• WRITTEN INSTRUCTION:
Please pull out every line that includes the string "being".

• DATA RECORDS:

————————

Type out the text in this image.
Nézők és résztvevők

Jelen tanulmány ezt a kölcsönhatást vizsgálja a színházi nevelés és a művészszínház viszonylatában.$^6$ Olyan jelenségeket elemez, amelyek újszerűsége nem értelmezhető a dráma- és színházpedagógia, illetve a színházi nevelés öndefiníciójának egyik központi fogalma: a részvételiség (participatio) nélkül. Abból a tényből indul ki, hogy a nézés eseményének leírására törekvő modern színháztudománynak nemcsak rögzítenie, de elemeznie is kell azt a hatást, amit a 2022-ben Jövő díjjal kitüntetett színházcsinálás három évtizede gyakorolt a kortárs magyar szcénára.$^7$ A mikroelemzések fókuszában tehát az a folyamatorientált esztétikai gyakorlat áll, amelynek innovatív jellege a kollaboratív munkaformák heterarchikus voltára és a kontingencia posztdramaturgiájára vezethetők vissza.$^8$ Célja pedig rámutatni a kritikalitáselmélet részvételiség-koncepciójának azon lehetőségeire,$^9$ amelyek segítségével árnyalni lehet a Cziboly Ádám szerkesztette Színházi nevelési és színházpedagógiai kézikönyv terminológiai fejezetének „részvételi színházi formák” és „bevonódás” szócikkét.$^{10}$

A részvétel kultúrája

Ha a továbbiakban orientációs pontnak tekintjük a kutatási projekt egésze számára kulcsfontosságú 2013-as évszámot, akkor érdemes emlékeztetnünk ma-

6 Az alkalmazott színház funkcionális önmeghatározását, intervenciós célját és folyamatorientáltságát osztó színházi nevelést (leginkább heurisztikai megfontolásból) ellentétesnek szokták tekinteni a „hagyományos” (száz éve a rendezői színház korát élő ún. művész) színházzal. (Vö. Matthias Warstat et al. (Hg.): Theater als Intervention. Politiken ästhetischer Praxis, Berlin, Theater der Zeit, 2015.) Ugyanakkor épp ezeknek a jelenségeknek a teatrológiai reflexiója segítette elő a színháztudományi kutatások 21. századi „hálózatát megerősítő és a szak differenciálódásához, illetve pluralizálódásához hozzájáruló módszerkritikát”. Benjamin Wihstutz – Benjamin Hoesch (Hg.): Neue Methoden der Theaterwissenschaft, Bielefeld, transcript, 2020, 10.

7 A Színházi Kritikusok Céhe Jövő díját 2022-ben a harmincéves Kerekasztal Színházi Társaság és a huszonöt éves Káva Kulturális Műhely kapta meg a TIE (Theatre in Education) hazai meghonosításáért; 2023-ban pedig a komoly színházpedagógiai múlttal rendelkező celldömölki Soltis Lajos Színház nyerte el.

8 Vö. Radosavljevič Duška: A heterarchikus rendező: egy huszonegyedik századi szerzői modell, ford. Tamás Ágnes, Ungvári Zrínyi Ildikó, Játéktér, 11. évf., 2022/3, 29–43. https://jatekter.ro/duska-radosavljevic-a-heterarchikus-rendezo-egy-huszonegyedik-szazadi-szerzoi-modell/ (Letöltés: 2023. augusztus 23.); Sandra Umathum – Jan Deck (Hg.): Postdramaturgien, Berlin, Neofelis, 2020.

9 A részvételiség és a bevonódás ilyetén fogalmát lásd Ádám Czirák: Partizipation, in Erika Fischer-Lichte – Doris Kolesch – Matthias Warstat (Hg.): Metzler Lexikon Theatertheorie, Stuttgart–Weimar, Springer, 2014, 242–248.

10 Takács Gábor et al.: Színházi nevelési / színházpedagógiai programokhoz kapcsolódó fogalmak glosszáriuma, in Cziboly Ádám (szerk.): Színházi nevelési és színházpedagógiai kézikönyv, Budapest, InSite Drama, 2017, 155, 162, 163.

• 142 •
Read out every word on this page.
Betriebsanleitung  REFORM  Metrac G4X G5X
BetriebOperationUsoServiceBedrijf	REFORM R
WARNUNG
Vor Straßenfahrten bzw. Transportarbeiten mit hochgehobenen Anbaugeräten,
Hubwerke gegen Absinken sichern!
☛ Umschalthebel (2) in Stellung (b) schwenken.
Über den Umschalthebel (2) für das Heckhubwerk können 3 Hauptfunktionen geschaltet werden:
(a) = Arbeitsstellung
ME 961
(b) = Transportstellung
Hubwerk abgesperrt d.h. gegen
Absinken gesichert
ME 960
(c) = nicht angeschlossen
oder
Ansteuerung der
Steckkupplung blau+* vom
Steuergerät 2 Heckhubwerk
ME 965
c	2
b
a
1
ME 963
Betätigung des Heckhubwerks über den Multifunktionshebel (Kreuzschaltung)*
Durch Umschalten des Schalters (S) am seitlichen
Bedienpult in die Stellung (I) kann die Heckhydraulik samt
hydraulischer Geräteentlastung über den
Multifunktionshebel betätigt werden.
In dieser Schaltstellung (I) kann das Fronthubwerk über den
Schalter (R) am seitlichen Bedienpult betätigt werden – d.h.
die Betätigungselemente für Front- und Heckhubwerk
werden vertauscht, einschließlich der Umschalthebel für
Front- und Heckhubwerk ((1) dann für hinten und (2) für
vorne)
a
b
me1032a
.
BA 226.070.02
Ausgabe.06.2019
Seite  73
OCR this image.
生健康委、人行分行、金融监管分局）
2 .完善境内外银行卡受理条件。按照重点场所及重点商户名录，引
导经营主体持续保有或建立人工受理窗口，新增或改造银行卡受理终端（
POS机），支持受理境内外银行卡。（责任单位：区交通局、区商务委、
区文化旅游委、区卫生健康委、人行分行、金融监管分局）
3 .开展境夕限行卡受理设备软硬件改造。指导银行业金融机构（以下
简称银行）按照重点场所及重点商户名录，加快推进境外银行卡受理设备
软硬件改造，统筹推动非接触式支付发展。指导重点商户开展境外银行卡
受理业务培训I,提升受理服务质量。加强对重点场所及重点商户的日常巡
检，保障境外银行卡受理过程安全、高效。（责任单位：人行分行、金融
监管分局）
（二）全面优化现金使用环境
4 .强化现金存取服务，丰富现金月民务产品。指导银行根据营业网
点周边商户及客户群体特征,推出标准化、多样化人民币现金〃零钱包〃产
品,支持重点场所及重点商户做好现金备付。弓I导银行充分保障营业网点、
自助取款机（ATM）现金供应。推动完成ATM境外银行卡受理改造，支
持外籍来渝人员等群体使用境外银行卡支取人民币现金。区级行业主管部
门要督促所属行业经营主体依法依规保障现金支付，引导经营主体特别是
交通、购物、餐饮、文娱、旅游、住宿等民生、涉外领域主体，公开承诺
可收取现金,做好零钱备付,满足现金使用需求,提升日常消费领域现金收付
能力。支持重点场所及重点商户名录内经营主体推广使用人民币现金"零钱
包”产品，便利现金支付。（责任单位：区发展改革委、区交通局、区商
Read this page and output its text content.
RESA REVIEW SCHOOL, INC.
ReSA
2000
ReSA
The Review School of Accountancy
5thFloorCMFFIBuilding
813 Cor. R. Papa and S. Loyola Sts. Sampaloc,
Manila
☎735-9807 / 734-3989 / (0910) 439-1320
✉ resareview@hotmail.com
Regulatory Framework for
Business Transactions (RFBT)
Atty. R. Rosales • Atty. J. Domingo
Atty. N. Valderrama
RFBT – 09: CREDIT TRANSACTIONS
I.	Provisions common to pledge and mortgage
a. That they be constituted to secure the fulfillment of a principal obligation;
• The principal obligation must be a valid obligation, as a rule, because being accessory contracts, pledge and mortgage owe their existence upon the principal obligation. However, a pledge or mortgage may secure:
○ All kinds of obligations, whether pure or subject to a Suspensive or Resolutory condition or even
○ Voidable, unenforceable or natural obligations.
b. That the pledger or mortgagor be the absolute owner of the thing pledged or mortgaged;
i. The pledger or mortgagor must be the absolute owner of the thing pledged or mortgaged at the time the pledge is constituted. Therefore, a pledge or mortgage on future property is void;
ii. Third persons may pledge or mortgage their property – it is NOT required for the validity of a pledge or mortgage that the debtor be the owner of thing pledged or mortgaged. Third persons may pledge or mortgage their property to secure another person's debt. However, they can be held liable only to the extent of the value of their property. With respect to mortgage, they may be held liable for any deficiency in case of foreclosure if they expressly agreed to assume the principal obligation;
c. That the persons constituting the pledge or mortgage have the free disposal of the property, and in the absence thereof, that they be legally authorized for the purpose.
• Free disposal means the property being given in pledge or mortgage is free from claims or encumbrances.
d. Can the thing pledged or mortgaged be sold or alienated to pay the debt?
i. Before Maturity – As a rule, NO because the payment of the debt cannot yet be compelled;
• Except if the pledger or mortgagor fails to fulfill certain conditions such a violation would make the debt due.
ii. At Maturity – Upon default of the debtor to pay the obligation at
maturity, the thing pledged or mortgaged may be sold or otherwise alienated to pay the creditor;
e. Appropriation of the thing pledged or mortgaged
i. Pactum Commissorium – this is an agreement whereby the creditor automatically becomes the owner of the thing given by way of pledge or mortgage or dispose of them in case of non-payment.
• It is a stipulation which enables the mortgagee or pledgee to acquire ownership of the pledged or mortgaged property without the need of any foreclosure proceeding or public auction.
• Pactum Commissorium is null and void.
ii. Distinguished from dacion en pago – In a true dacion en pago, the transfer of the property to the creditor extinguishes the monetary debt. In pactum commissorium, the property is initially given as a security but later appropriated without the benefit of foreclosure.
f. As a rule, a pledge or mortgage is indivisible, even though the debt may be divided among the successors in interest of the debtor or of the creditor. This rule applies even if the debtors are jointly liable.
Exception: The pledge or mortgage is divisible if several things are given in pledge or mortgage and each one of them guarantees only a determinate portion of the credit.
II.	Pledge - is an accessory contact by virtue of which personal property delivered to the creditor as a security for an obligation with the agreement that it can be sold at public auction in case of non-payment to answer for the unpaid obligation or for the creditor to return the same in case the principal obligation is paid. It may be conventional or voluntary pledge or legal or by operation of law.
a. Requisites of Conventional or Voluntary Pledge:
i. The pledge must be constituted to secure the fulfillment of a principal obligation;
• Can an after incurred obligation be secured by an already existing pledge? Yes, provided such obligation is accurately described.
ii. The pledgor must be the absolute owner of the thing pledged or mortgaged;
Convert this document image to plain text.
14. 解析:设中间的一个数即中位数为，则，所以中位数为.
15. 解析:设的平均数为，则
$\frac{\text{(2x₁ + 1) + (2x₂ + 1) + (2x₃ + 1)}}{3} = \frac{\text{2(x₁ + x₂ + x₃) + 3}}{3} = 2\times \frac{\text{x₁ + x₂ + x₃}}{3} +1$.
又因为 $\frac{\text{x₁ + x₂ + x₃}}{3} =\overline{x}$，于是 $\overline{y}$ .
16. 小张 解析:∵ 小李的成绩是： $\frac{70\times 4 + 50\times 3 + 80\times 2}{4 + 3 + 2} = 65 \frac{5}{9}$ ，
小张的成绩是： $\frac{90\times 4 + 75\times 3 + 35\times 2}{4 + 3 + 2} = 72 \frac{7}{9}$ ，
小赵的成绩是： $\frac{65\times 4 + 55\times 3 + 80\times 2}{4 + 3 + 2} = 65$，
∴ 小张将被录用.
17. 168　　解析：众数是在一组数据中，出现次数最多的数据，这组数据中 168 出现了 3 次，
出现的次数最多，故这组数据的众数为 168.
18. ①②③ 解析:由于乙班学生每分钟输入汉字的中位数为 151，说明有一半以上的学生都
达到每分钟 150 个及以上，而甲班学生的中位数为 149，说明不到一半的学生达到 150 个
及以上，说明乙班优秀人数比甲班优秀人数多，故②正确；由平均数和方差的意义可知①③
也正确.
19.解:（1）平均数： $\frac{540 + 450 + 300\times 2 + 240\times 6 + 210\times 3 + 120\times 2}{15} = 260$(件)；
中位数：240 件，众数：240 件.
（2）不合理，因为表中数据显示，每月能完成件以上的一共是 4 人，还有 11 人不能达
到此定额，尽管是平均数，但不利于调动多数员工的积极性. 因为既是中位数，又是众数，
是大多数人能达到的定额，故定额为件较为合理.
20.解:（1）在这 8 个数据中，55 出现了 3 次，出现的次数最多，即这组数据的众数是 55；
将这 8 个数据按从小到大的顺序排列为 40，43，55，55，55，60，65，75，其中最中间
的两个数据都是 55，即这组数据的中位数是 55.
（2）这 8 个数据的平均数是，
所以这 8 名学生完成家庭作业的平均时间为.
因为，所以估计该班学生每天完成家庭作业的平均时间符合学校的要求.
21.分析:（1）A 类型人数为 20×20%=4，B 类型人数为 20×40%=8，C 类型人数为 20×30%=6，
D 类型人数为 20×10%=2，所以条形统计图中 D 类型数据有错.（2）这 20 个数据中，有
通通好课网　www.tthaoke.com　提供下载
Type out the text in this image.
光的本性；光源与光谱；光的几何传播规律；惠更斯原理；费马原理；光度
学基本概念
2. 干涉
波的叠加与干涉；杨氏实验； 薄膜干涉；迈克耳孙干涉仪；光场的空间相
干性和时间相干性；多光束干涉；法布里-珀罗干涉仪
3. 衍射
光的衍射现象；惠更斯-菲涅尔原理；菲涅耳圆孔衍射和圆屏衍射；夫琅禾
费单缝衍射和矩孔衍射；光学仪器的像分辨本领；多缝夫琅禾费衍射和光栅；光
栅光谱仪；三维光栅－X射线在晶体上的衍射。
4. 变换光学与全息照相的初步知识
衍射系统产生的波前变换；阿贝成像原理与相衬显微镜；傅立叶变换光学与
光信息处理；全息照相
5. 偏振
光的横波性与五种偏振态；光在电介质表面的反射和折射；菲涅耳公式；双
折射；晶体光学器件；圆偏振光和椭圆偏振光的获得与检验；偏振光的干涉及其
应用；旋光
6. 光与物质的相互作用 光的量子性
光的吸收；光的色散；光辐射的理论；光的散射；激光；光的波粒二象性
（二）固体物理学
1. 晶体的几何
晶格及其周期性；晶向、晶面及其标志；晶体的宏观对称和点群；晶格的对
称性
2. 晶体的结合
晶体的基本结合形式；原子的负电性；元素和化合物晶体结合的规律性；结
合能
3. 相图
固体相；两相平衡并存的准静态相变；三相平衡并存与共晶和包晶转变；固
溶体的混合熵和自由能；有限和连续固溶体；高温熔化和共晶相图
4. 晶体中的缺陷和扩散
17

————————

• TASK SOLUTION:
• The principal obligation must be a valid obligation, as a rule, because being accessory contracts, pledge and mortgage owe their existence upon the principal obligation. However, a pledge or mortgage may secure:
• Free disposal means the property being given in pledge or mortgage is free from claims or encumbrances.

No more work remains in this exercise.